◆ Problem statement ◆
In the entries below, find every line holding the string "here" and collect it.

[Stored data]

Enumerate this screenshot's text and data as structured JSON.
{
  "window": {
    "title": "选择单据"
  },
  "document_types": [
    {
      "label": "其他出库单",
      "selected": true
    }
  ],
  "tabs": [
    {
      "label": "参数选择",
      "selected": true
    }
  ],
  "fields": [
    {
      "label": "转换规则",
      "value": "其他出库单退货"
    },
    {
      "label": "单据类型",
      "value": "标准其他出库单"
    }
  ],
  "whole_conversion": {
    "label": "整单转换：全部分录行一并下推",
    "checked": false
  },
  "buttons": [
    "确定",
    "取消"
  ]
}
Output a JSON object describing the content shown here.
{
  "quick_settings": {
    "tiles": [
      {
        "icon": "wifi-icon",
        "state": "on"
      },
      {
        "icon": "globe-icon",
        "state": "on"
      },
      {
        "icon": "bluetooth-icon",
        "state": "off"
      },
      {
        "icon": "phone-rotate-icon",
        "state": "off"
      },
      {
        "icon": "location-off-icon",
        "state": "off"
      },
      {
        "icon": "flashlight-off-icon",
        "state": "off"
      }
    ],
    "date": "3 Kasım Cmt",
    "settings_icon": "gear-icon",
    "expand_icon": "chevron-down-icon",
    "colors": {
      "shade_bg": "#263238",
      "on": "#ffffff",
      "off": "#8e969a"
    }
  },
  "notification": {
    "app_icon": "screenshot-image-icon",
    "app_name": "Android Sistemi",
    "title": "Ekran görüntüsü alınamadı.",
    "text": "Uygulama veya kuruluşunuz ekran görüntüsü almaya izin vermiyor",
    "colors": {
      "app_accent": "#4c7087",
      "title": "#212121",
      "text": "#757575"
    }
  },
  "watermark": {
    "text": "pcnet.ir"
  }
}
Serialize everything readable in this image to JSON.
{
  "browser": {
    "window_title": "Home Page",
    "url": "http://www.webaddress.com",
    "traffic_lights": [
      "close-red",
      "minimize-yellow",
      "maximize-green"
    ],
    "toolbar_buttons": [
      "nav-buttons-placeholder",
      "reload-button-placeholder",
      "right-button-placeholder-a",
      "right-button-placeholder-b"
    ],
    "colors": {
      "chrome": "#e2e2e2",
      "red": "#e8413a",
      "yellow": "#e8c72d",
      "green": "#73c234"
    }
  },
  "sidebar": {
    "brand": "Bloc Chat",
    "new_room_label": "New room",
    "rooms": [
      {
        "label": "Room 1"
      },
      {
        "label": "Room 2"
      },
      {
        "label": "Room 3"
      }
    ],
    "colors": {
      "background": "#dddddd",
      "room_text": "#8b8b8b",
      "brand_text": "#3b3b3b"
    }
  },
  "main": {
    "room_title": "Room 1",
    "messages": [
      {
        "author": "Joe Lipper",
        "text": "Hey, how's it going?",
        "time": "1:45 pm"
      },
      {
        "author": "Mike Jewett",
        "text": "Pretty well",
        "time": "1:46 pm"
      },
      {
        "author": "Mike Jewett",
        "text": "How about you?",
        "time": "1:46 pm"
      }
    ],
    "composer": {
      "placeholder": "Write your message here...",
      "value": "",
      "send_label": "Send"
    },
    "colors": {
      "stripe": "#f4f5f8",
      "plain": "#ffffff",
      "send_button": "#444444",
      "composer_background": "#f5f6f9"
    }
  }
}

◆ Solution below ◆
Output a JSON object describing the content shown here.
      "placeholder": "Write your message here...",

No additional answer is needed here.